▶ INSTRUÇÕES DOS EXERCÍCIOS
1: Indique se cada afirmação concorda com o texto sobre a deseducação, respondendo sim ou não e citando as palavras decisivas: (a) Alexander Neill fundou Summerhill. (b) A deseducação é apresentada como um modelo altamente sistemático de educação. (c) Na deseducação há um emissor e um receptor do conhecimento.
2: De acordo com o texto sobre a deseducação, qual é a principal vantagem da deseducação como maneira de transmissão do conhecimento?

▶ TEXTO
'''

A educação que proporcione o conhecimento para quem quer – e todos os curiosos
por natureza haverão de querer. A educação que educa para que cada um aja
conforme suas próprias vontades – e, ao agir assim, experimente o ócio. A
educação que ensina a conhecer para a vida, na medida em que a própria vida
pede mais conhecimento.

 

Uma cultura de grandes homens: os Super-Homens

Qual é a importância da
deseducação para a coletividade? Ora, enquanto modelo pouco sistemático de
educação – ou libertário -, a deseducação proporciona à pessoa que está nela
submersa uma maior capacidade de decisão, uma maior autonomia de expressar suas
vontades. Sendo essas vontades expressas como aquilo que a pessoa gosta de
fazer e, considerando que existe grande chance da pessoa gostar de fazer aquilo
que ela se sai melhor, é considerável a possibilidade da deseducação entregar à
coletividade indivíduos em suas melhores condições individuais. Alexander
Neill, fundador de Summerhill e grande experimentador da deseducação, costumava
dizer que “criadores aprendem o que desejam aprender para ter os instrumentos
que o seu poder de inventar e o seu gênio exigem”. Quando essas pessoas chegam
ao estágio de desenvolvimento da alteridade, ou seja, quando elas naturalmente
deixam de lado os anseios do ego, buscam se posicionar no coletivo de modo a
utilizar suas criações da melhor maneira possível. E aí todos desfrutam dos
resultados que isso pode trazer. Essa é a cultura que forma grandes homens ou,
para utilizar o jargão nietzscheano, forma Super-Homens!

 

A multiplicação das diferenças entre os indivíduos

A principal vantagem da
deseducação enquanto maneira de transmissão do conhecimento, do saber, é a
criação de uma via de mão dupla no processo ensino-aprendizagem – isso tanto na
esfera do indivíduo como na esfera do coletivo. Essa via estabelece-se quando
notamos que na deseducação não existe emissor e receptor do conhecimento – como
existe no modelo tradicional de ensino: o emissor representado na figura do “professor”

'''

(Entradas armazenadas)
'''

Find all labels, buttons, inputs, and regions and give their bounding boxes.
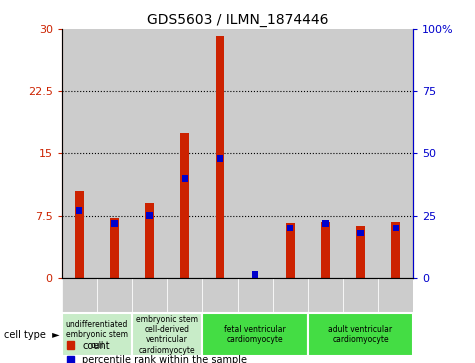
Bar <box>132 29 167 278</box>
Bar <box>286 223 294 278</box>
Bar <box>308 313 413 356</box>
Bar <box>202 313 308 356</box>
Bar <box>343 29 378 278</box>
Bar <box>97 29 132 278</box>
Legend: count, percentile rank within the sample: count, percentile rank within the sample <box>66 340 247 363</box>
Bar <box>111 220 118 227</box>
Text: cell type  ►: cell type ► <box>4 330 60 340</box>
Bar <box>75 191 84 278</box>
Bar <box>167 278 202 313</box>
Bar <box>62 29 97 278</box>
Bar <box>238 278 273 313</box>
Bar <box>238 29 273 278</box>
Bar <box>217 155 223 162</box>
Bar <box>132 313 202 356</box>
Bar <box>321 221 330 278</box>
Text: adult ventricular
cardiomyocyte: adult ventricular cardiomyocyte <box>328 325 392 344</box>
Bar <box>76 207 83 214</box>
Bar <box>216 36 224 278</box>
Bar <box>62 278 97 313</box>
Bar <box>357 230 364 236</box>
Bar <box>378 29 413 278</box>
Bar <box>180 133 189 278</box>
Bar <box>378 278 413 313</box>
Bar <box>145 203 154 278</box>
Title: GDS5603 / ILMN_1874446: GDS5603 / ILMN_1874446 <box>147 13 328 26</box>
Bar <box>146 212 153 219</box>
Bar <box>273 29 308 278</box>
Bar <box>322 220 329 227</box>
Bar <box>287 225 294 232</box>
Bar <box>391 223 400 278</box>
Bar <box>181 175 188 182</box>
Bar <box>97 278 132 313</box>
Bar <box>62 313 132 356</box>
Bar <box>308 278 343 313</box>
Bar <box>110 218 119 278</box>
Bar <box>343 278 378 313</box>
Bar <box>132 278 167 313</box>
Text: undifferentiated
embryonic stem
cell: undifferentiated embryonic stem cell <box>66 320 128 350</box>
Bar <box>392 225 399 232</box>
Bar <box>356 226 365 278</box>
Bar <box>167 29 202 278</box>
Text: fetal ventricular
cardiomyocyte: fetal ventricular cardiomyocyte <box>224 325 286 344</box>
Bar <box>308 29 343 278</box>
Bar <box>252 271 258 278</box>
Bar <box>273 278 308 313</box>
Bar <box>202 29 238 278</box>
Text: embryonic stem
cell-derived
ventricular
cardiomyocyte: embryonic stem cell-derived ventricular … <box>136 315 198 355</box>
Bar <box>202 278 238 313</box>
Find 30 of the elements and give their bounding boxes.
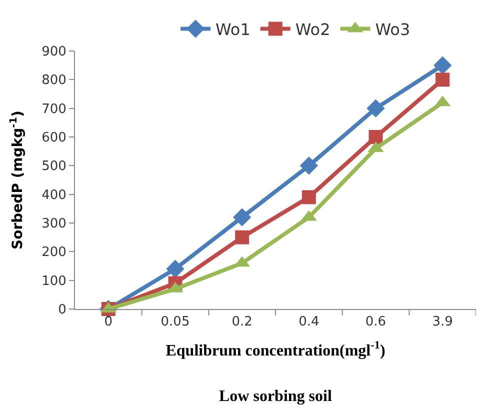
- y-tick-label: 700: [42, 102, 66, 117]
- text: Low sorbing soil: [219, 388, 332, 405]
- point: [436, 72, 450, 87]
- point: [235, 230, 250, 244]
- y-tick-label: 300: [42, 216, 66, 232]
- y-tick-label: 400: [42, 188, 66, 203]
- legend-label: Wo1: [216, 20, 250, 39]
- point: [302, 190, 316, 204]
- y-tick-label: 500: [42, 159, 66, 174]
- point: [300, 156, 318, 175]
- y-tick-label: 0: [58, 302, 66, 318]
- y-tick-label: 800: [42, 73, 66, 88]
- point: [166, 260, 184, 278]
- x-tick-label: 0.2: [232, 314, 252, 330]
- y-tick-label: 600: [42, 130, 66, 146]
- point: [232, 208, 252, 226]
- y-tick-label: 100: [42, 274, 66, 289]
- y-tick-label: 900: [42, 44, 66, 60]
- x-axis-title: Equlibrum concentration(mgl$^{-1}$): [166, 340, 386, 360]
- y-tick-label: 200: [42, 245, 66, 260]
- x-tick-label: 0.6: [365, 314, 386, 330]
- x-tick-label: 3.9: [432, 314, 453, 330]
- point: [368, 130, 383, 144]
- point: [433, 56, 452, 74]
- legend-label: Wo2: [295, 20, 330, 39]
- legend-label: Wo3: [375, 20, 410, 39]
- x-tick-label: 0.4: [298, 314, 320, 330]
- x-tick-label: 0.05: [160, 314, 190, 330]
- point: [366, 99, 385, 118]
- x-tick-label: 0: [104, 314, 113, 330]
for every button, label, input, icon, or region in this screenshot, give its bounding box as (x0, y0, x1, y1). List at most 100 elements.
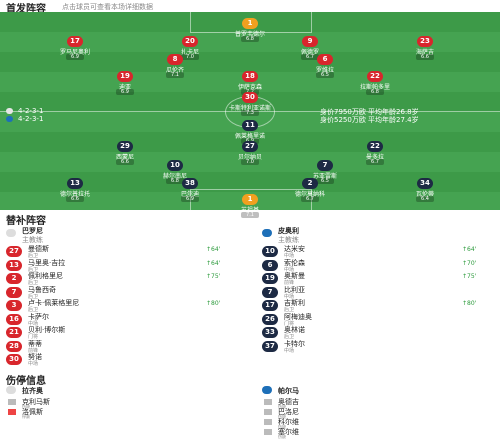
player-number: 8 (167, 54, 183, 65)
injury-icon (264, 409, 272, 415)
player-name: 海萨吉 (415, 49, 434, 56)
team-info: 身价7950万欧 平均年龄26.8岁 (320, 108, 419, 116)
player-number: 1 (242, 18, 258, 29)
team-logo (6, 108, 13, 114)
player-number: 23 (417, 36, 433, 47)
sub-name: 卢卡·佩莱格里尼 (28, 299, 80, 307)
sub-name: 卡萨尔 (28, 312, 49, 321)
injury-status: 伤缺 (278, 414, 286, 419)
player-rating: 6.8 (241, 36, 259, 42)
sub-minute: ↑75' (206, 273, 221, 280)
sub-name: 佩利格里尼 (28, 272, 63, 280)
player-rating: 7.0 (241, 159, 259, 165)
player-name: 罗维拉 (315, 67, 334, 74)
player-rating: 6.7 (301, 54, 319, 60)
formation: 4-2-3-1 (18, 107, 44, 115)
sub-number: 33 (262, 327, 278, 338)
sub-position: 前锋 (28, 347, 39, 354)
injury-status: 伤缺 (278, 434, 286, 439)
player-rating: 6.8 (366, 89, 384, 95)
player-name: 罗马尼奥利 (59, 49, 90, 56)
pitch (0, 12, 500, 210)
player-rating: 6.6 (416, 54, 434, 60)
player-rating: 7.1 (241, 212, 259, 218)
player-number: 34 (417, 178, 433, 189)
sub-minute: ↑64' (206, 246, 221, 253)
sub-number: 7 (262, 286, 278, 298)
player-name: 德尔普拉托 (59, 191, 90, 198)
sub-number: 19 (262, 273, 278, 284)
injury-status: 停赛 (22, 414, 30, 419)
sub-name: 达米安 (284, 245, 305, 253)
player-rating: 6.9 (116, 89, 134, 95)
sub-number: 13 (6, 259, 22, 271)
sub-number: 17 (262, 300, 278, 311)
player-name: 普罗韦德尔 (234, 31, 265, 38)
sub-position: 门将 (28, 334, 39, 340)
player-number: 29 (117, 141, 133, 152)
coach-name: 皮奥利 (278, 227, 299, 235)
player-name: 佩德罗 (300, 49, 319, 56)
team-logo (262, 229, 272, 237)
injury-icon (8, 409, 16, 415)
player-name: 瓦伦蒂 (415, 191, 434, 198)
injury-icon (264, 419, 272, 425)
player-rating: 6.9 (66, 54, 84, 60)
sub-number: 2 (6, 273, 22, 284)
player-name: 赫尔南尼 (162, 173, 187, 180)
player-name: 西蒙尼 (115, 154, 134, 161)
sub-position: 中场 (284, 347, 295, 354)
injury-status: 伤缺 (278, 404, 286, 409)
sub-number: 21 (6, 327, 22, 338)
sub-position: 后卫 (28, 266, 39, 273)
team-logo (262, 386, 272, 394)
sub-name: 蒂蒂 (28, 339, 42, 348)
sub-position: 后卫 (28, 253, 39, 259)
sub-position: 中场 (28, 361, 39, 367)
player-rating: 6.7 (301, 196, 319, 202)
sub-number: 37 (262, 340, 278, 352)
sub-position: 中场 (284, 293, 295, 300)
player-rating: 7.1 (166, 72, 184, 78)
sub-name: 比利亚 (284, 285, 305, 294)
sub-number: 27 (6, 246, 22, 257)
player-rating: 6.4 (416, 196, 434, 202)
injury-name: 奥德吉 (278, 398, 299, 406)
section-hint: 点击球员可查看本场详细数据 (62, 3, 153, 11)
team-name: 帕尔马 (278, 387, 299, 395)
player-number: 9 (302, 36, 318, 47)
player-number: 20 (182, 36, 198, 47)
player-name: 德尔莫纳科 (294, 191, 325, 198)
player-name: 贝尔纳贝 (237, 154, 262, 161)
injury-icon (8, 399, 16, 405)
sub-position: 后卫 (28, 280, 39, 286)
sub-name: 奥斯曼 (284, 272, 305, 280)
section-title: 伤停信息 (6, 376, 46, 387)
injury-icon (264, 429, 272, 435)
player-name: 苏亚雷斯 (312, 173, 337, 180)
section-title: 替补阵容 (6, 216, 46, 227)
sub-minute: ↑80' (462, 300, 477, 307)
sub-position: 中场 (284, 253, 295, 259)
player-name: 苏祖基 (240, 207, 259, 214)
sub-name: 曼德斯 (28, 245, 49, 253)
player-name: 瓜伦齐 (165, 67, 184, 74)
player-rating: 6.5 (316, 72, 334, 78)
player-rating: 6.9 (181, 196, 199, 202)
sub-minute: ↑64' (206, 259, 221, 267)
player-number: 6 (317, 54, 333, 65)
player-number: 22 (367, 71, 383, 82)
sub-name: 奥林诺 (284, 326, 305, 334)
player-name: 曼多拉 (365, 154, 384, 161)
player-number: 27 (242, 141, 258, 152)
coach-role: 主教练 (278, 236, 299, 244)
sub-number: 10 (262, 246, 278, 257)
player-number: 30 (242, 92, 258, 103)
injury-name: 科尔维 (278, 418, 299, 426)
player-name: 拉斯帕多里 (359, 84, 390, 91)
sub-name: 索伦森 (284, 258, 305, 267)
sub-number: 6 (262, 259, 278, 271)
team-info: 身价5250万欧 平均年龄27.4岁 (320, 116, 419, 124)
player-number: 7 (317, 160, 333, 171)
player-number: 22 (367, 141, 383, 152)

'''

▶ RESPOSTAS DOS EXERCÍCIOS
1:
(a) Sim: "Alexander Neill, fundador de Summerhill e grande experimentador da deseducação".
(b) Não: "modelo pouco sistemático de educação".
(c) Não: "na deseducação não existe emissor e receptor do conhecimento".

2: A criação de uma via de mão dupla no processo ensino-aprendizagem.